■ **Written exercise**
Filter the entries, keeping every line with the word "Unemployment".

■ **Extracted information**

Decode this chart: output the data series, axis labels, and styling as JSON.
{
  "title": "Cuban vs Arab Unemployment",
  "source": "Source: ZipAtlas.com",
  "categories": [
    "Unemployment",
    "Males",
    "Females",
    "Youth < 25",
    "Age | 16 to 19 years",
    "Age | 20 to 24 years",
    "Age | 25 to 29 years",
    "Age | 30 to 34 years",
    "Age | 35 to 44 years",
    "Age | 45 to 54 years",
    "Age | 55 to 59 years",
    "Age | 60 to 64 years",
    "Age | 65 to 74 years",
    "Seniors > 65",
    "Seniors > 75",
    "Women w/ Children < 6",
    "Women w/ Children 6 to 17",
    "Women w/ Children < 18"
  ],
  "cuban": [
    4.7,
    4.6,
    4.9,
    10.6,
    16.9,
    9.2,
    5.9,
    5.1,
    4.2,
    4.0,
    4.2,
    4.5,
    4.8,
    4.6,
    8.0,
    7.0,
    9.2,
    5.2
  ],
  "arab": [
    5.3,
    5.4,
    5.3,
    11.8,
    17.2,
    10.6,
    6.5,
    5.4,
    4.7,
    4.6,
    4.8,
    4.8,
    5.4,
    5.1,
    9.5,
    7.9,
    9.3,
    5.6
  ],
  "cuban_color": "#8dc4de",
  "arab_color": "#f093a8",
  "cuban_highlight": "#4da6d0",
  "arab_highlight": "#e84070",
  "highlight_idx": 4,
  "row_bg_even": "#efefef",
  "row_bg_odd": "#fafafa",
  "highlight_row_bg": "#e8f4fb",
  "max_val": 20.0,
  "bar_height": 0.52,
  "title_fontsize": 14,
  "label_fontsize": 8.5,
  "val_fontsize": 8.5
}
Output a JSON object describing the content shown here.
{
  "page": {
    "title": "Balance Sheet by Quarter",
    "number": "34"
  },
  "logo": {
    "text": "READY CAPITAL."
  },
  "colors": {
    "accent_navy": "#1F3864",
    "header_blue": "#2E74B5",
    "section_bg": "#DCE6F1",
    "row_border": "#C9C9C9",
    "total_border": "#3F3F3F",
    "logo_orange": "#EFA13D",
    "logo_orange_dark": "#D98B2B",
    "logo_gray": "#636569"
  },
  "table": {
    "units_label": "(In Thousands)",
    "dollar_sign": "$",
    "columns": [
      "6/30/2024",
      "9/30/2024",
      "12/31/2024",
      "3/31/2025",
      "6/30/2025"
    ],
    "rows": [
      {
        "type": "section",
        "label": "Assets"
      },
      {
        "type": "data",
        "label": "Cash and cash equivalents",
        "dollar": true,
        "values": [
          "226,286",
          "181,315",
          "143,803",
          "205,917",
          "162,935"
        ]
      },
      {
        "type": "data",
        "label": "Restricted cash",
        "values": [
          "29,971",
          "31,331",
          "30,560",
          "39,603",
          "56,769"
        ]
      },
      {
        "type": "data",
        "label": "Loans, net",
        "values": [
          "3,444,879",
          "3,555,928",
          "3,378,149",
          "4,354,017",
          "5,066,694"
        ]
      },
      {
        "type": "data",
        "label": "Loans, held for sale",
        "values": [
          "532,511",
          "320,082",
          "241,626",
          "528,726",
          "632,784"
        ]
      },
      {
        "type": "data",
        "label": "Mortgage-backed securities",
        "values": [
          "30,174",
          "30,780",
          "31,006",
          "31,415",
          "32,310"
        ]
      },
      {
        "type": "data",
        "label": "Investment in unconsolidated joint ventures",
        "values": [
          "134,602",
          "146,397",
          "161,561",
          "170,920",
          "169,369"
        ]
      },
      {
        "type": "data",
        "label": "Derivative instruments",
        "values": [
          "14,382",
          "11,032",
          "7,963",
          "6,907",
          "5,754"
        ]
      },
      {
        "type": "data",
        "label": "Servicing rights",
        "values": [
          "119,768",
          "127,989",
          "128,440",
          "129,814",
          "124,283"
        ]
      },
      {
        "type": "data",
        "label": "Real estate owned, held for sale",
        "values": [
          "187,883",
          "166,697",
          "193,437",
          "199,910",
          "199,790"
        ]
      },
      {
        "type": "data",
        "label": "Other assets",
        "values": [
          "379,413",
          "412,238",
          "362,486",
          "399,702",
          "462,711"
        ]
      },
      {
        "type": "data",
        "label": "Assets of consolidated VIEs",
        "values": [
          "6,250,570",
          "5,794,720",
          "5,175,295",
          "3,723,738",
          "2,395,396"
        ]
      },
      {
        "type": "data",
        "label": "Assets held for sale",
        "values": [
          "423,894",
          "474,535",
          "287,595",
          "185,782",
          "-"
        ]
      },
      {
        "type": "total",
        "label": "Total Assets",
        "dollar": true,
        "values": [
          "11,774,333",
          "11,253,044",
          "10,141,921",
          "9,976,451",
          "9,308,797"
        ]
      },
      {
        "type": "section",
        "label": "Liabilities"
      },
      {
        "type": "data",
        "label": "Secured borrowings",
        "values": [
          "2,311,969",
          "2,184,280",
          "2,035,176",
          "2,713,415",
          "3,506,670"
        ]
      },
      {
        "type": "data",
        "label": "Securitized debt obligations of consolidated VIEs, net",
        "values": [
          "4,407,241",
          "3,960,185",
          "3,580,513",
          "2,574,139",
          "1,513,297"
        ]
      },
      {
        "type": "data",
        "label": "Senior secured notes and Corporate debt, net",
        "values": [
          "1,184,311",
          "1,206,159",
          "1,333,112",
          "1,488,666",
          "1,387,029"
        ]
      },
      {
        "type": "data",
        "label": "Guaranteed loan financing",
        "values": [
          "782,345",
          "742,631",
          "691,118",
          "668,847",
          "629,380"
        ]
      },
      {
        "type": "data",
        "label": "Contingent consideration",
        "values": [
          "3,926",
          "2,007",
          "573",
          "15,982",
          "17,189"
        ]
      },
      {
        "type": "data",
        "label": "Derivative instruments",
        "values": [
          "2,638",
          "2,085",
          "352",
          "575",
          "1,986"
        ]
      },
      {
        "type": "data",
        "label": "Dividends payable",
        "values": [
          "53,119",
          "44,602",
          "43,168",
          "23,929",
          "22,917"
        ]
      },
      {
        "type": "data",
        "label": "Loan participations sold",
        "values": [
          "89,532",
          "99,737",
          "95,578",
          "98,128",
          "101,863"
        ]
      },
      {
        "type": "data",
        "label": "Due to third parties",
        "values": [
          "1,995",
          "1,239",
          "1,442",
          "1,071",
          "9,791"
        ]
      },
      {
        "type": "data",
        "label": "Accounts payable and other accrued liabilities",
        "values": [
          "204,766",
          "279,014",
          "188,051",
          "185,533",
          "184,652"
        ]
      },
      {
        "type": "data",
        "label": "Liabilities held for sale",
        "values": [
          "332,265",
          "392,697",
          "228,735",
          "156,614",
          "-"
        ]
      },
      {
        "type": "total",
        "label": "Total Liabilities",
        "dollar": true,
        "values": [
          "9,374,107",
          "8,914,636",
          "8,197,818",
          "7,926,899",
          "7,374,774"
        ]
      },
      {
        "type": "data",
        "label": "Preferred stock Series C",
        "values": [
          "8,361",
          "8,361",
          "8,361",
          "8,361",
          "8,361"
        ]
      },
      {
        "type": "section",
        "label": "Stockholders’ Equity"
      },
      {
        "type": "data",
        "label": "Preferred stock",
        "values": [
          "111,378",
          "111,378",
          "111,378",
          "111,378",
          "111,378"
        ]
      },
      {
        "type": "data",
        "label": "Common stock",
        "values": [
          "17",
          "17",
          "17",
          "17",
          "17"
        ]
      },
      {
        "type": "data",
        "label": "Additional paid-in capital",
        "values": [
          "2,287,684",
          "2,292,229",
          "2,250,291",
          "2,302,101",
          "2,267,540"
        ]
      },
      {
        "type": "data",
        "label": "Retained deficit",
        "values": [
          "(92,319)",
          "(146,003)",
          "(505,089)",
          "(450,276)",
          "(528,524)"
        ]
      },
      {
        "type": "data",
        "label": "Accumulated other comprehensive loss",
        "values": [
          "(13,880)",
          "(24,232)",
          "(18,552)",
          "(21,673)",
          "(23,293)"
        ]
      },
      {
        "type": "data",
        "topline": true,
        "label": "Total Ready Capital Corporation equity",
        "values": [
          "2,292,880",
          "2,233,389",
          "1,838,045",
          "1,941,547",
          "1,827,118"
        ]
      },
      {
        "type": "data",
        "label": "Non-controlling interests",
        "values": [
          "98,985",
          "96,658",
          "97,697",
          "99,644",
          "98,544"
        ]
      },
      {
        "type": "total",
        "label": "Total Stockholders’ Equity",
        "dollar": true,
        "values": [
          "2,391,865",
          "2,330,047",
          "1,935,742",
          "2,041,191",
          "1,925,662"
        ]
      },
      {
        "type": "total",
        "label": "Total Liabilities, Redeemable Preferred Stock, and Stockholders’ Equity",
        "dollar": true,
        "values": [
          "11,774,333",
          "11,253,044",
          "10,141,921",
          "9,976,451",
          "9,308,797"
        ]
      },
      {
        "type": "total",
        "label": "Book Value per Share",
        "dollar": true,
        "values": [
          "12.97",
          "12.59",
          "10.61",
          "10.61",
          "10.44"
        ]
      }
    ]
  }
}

■ **Task solution**
  "title": "Cuban vs Arab Unemployment",
    "Unemployment",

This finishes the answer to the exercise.